### Exercise
Copy each line of the records that holds the string "Mark".

### Material supplied
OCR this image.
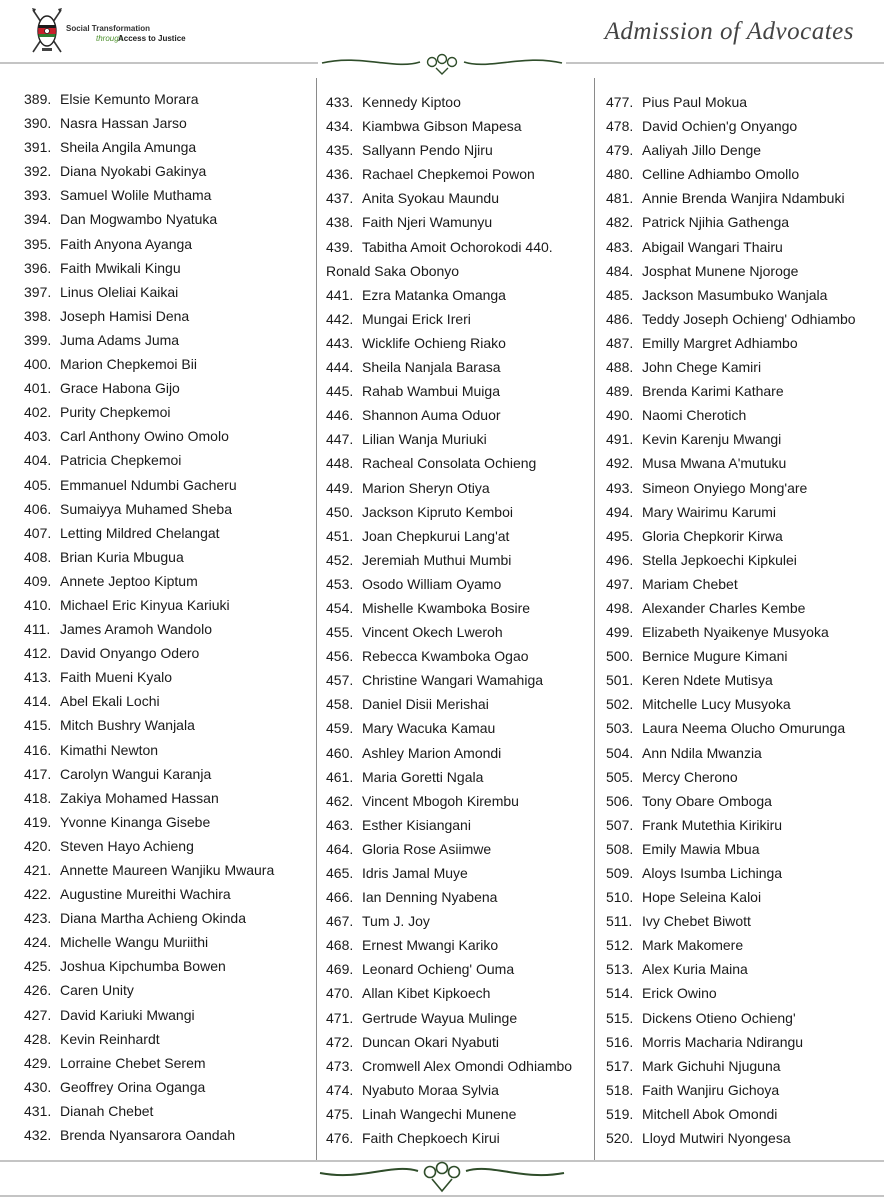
Social Transformation
through
Access to Justice	Admission of Advocates
389. Elsie Kemunto Morara
390. Nasra Hassan Jarso
391. Sheila Angila Amunga
392. Diana Nyokabi Gakinya
393. Samuel Wolile Muthama
394. Dan Mogwambo Nyatuka
395. Faith Anyona Ayanga
396. Faith Mwikali Kingu
397. Linus Oleliai Kaikai
398. Joseph Hamisi Dena
399. Juma Adams Juma
400. Marion Chepkemoi Bii
401. Grace Habona Gijo
402. Purity Chepkemoi
403. Carl Anthony Owino Omolo
404. Patricia Chepkemoi
405. Emmanuel Ndumbi Gacheru
406. Sumaiyya Muhamed Sheba
407. Letting Mildred Chelangat
408. Brian Kuria Mbugua
409. Annete Jeptoo Kiptum
410. Michael Eric Kinyua Kariuki
411. James Aramoh Wandolo
412. David Onyango Odero
413. Faith Mueni Kyalo
414. Abel Ekali Lochi
415. Mitch Bushry Wanjala
416. Kimathi Newton
417. Carolyn Wangui Karanja
418. Zakiya Mohamed Hassan
419. Yvonne Kinanga Gisebe
420. Steven Hayo Achieng
421. Annette Maureen Wanjiku Mwaura
422. Augustine Mureithi Wachira
423. Diana Martha Achieng Okinda
424. Michelle Wangu Muriithi
425. Joshua Kipchumba Bowen
426. Caren Unity
427. David Kariuki Mwangi
428. Kevin Reinhardt
429. Lorraine Chebet Serem
430. Geoffrey Orina Oganga
431. Dianah Chebet
432. Brenda Nyansarora Oandah
433. Kennedy Kiptoo
434. Kiambwa Gibson Mapesa
435. Sallyann Pendo Njiru
436. Rachael Chepkemoi Powon
437. Anita Syokau Maundu
438. Faith Njeri Wamunyu
439. Tabitha Amoit Ochorokodi 440.
Ronald Saka Obonyo
441. Ezra Matanka Omanga
442. Mungai Erick Ireri
443. Wicklife Ochieng Riako
444. Sheila Nanjala Barasa
445. Rahab Wambui Muiga
446. Shannon Auma Oduor
447. Lilian Wanja Muriuki
448. Racheal Consolata Ochieng
449. Marion Sheryn Otiya
450. Jackson Kipruto Kemboi
451. Joan Chepkurui Lang'at
452. Jeremiah Muthui Mumbi
453. Osodo William Oyamo
454. Mishelle Kwamboka Bosire
455. Vincent Okech Lweroh
456. Rebecca Kwamboka Ogao
457. Christine Wangari Wamahiga
458. Daniel Disii Merishai
459. Mary Wacuka Kamau
460. Ashley Marion Amondi
461. Maria Goretti Ngala
462. Vincent Mbogoh Kirembu
463. Esther Kisiangani
464. Gloria Rose Asiimwe
465. Idris Jamal Muye
466. Ian Denning Nyabena
467. Tum J. Joy
468. Ernest Mwangi Kariko
469. Leonard Ochieng' Ouma
470. Allan Kibet Kipkoech
471. Gertrude Wayua Mulinge
472. Duncan Okari Nyabuti
473. Cromwell Alex Omondi Odhiambo
474. Nyabuto Moraa Sylvia
475. Linah Wangechi Munene
476. Faith Chepkoech Kirui
477. Pius Paul Mokua
478. David Ochien'g Onyango
479. Aaliyah Jillo Denge
480. Celline Adhiambo Omollo
481. Annie Brenda Wanjira Ndambuki
482. Patrick Njihia Gathenga
483. Abigail Wangari Thairu
484. Josphat Munene Njoroge
485. Jackson Masumbuko Wanjala
486. Teddy Joseph Ochieng' Odhiambo
487. Emilly Margret Adhiambo
488. John Chege Kamiri
489. Brenda Karimi Kathare
490. Naomi Cherotich
491. Kevin Karenju Mwangi
492. Musa Mwana A'mutuku
493. Simeon Onyiego Mong'are
494. Mary Wairimu Karumi
495. Gloria Chepkorir Kirwa
496. Stella Jepkoechi Kipkulei
497. Mariam Chebet
498. Alexander Charles Kembe
499. Elizabeth Nyaikenye Musyoka
500. Bernice Mugure Kimani
501. Keren Ndete Mutisya
502. Mitchelle Lucy Musyoka
503. Laura Neema Olucho Omurunga
504. Ann Ndila Mwanzia
505. Mercy Cherono
506. Tony Obare Omboga
507. Frank Mutethia Kirikiru
508. Emily Mawia Mbua
509. Aloys Isumba Lichinga
510. Hope Seleina Kaloi
511. Ivy Chebet Biwott
512. Mark Makomere
513. Alex Kuria Maina
514. Erick Owino
515. Dickens Otieno Ochieng'
516. Morris Macharia Ndirangu
517. Mark Gichuhi Njuguna
518. Faith Wanjiru Gichoya
519. Mitchell Abok Omondi
520. Lloyd Mutwiri Nyongesa
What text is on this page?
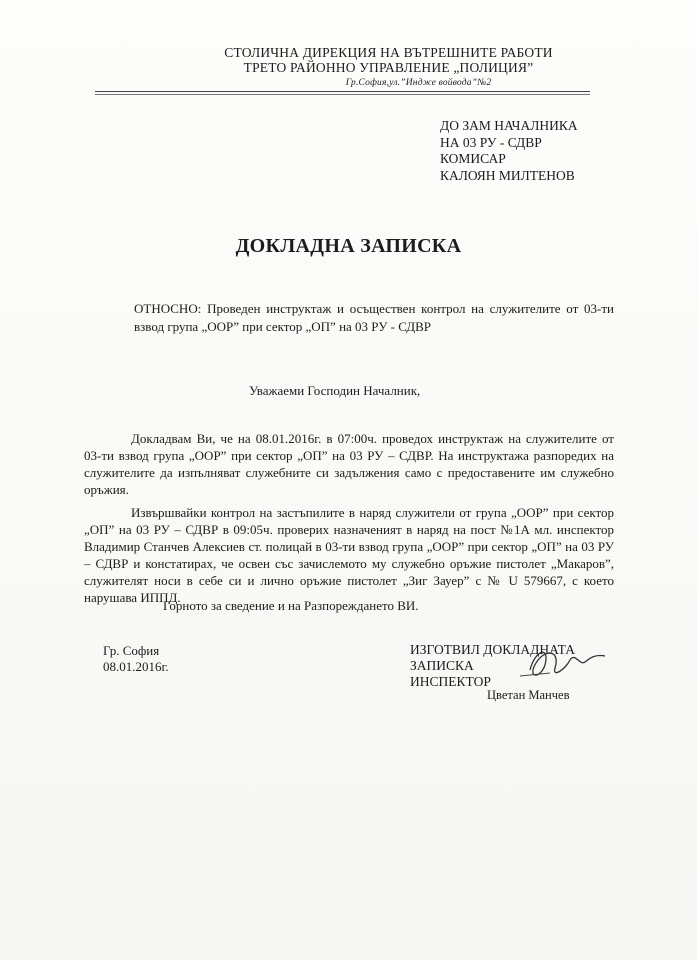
СТОЛИЧНА ДИРЕКЦИЯ НА ВЪТРЕШНИТЕ РАБОТИ
ТРЕТО РАЙОННО УПРАВЛЕНИЕ „ПОЛИЦИЯ”
Гр.София,ул.”Индже войвода”№2
ДО ЗАМ НАЧАЛНИКА
НА 03 РУ - СДВР
КОМИСАР
КАЛОЯН МИЛТЕНОВ
ДОКЛАДНА ЗАПИСКА
ОТНОСНО: Проведен инструктаж и осъществен контрол на служителите от 03-ти взвод група „ООР” при сектор „ОП” на 03 РУ - СДВР
Уважаеми Господин Началник,

Докладвам Ви, че на 08.01.2016г. в 07:00ч. проведох инструктаж на служителите от 03-ти взвод група „ООР” при сектор „ОП” на 03 РУ – СДВР. На инструктажа разпоредих на служителите да изпълняват служебните си задължения само с предоставените им служебно оръжия.

Извършвайки контрол на застъпилите в наряд служители от група „ООР” при сектор „ОП” на 03 РУ – СДВР в 09:05ч. проверих назначеният в наряд на пост №1А мл. инспектор Владимир Станчев Алексиев ст. полицай в 03-ти взвод група „ООР” при сектор „ОП” на 03 РУ – СДВР и констатирах, че освен със зачислемото му служебно оръжие пистолет „Макаров”, служителят носи в себе си и лично оръжие пистолет „Зиг Зауер” с № U 579667, с което нарушава ИППД.

Горното за сведение и на Разпореждането ВИ.
Гр. София
08.01.2016г.
ИЗГОТВИЛ ДОКЛАДНАТА
ЗАПИСКА
ИНСПЕКТОР
Цветан Манчев
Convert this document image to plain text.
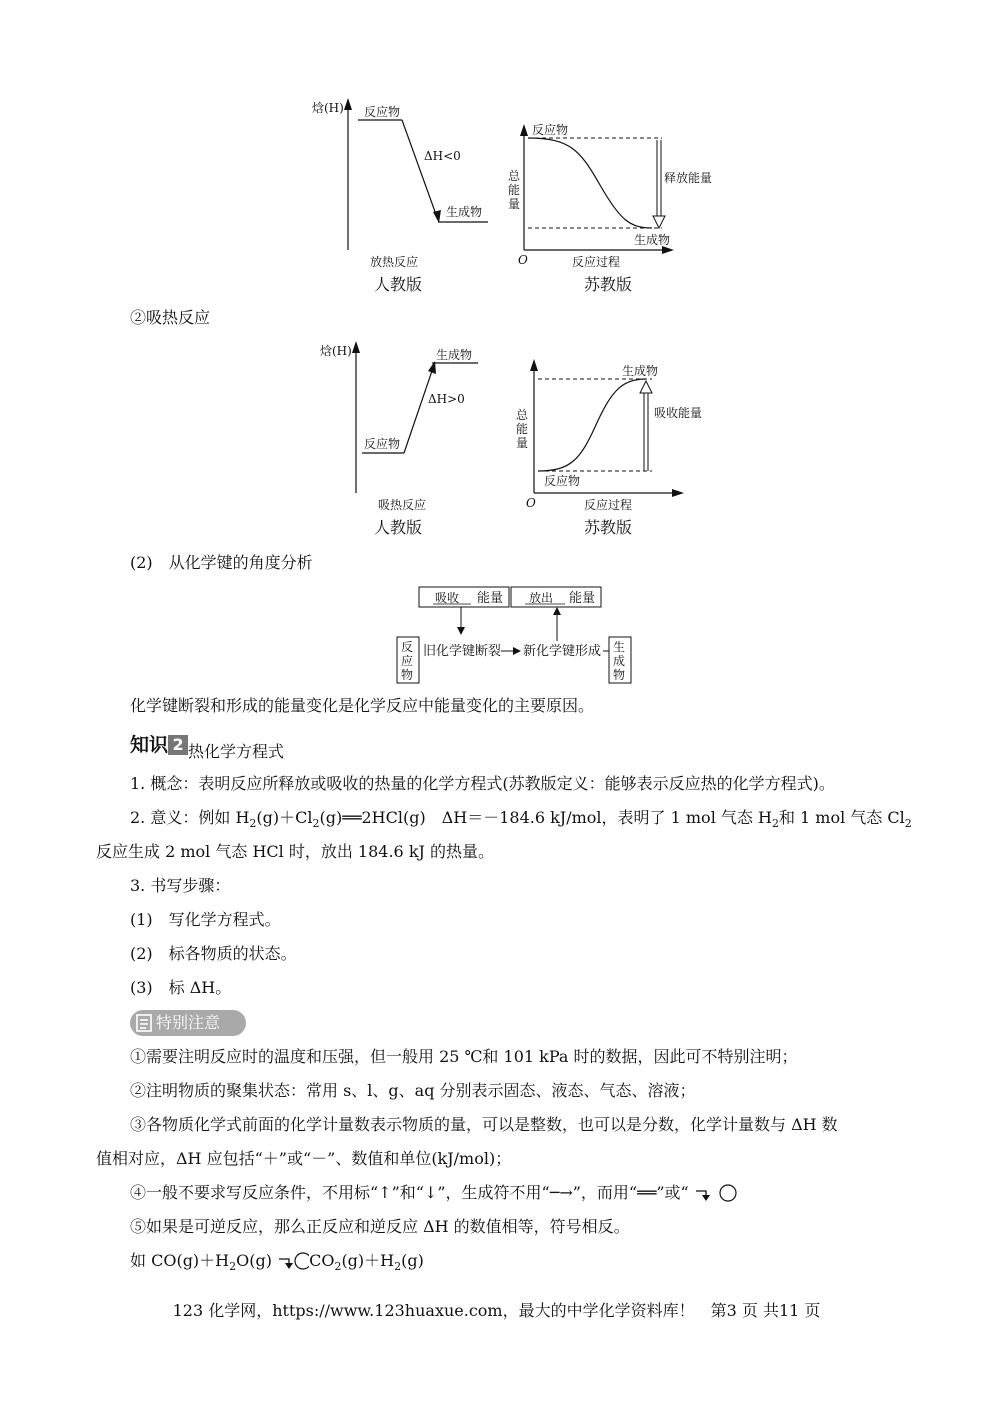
焓(H) 反应物
ΔH<0
生成物
放热反应
人教版
反应物
总能量
释放能量
生成物
O	反应过程
苏教版
②吸热反应
焓(H)	生成物
ΔH>0
反应物
吸热反应
人教版
总能量
生成物
吸收能量
反应物
O	反应过程
苏教版
(2)　从化学键的角度分析
吸收 能量 放出 能量
反应物
旧化学键断裂 新化学键形成 生成物
化学键断裂和形成的能量变化是化学反应中能量变化的主要原因。
知识 2 热化学方程式
1. 概念：表明反应所释放或吸收的热量的化学方程式(苏教版定义：能够表示反应热的化学方程式)。
2. 意义：例如 $H_2(g)+Cl_2(g)══2HCl(g)$　ΔH＝－184.6 kJ/mol，表明了 1 mol 气态 $H_2$和 1 mol 气态 $Cl_2$
反应生成 2 mol 气态 HCl 时，放出 184.6 kJ 的热量。
3. 书写步骤：
(1)　写化学方程式。
(2)　标各物质的状态。
(3)　标 ΔH。
特别注意
①需要注明反应时的温度和压强，但一般用 25 ℃和 101 kPa 时的数据，因此可不特别注明；
②注明物质的聚集状态：常用 s、l、g、aq 分别表示固态、液态、气态、溶液；
③各物质化学式前面的化学计量数表示物质的量，可以是整数，也可以是分数，化学计量数与 ΔH 数
值相对应，ΔH 应包括“＋”或“－”、数值和单位(kJ/mol)；
④一般不要求写反应条件，不用标“↑”和“↓”，生成符不用“─→”，而用“══”或“
⑤如果是可逆反应，那么正反应和逆反应 ΔH 的数值相等，符号相反。
如 $CO(g)+H_2O(g)$ $CO_2(g)+H_2(g)$
123 化学网，https://www.123huaxue.com，最大的中学化学资料库！　第3 页 共11 页
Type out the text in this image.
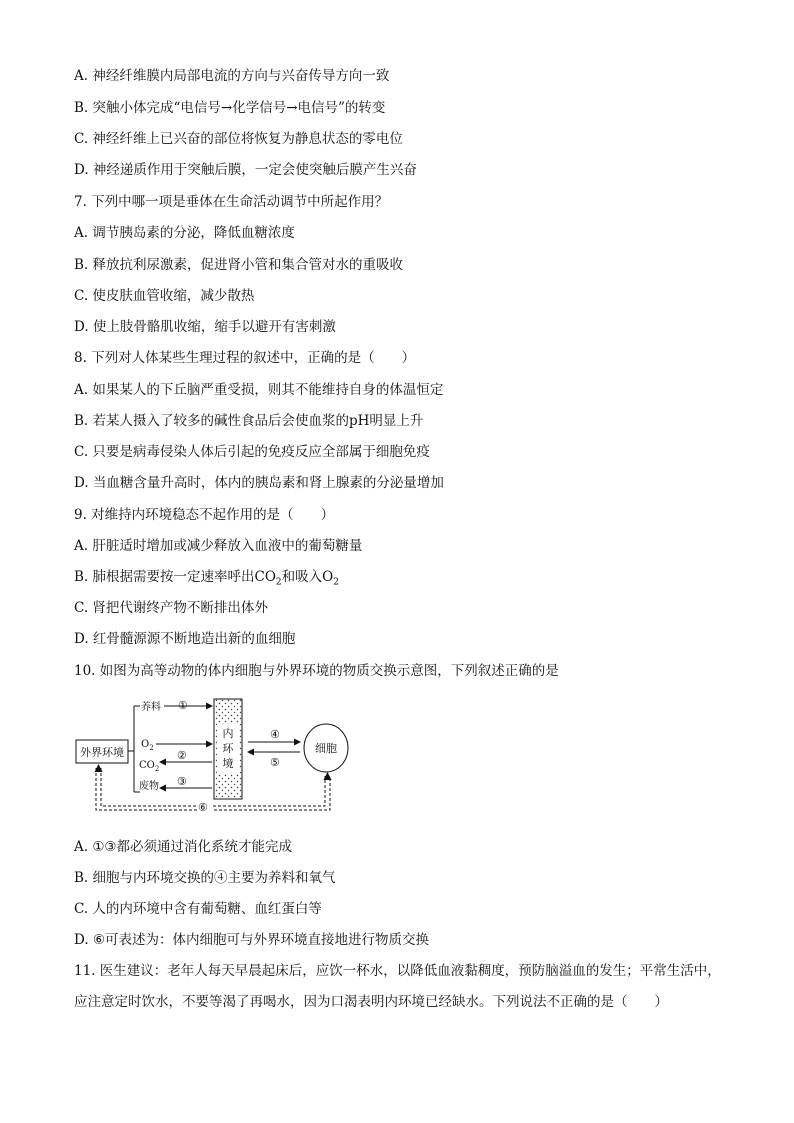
A. 神经纤维膜内局部电流的方向与兴奋传导方向一致
B. 突触小体完成“电信号→化学信号→电信号”的转变
C. 神经纤维上已兴奋的部位将恢复为静息状态的零电位
D. 神经递质作用于突触后膜，一定会使突触后膜产生兴奋
7. 下列中哪一项是垂体在生命活动调节中所起作用？
A. 调节胰岛素的分泌，降低血糖浓度
B. 释放抗利尿激素，促进肾小管和集合管对水的重吸收
C. 使皮肤血管收缩，减少散热
D. 使上肢骨骼肌收缩，缩手以避开有害刺激
8. 下列对人体某些生理过程的叙述中，正确的是（　　）
A. 如果某人的下丘脑严重受损，则其不能维持自身的体温恒定
B. 若某人摄入了较多的碱性食品后会使血浆的pH明显上升
C. 只要是病毒侵染人体后引起的免疫反应全部属于细胞免疫
D. 当血糖含量升高时，体内的胰岛素和肾上腺素的分泌量增加
9. 对维持内环境稳态不起作用的是（　　）
A. 肝脏适时增加或减少释放入血液中的葡萄糖量
B. 肺根据需要按一定速率呼出$CO_2$和吸入$O_2$
C. 肾把代谢终产物不断排出体外
D. 红骨髓源源不断地造出新的血细胞
10. 如图为高等动物的体内细胞与外界环境的物质交换示意图，下列叙述正确的是
外界环境
养料
$O_2$
$CO_2$
废物
①
②
③
内
环
境
④
⑤
细胞
⑥
A. ①③都必须通过消化系统才能完成
B. 细胞与内环境交换的④主要为养料和氧气
C. 人的内环境中含有葡萄糖、血红蛋白等
D. ⑥可表述为：体内细胞可与外界环境直接地进行物质交换
11. 医生建议：老年人每天早晨起床后，应饮一杯水，以降低血液黏稠度，预防脑溢血的发生；平常生活中，应注意定时饮水，不要等渴了再喝水，因为口渴表明内环境已经缺水。下列说法不正确的是（　　）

### Result of the task
512. Mark Makomere
517. Mark Gichuhi Njuguna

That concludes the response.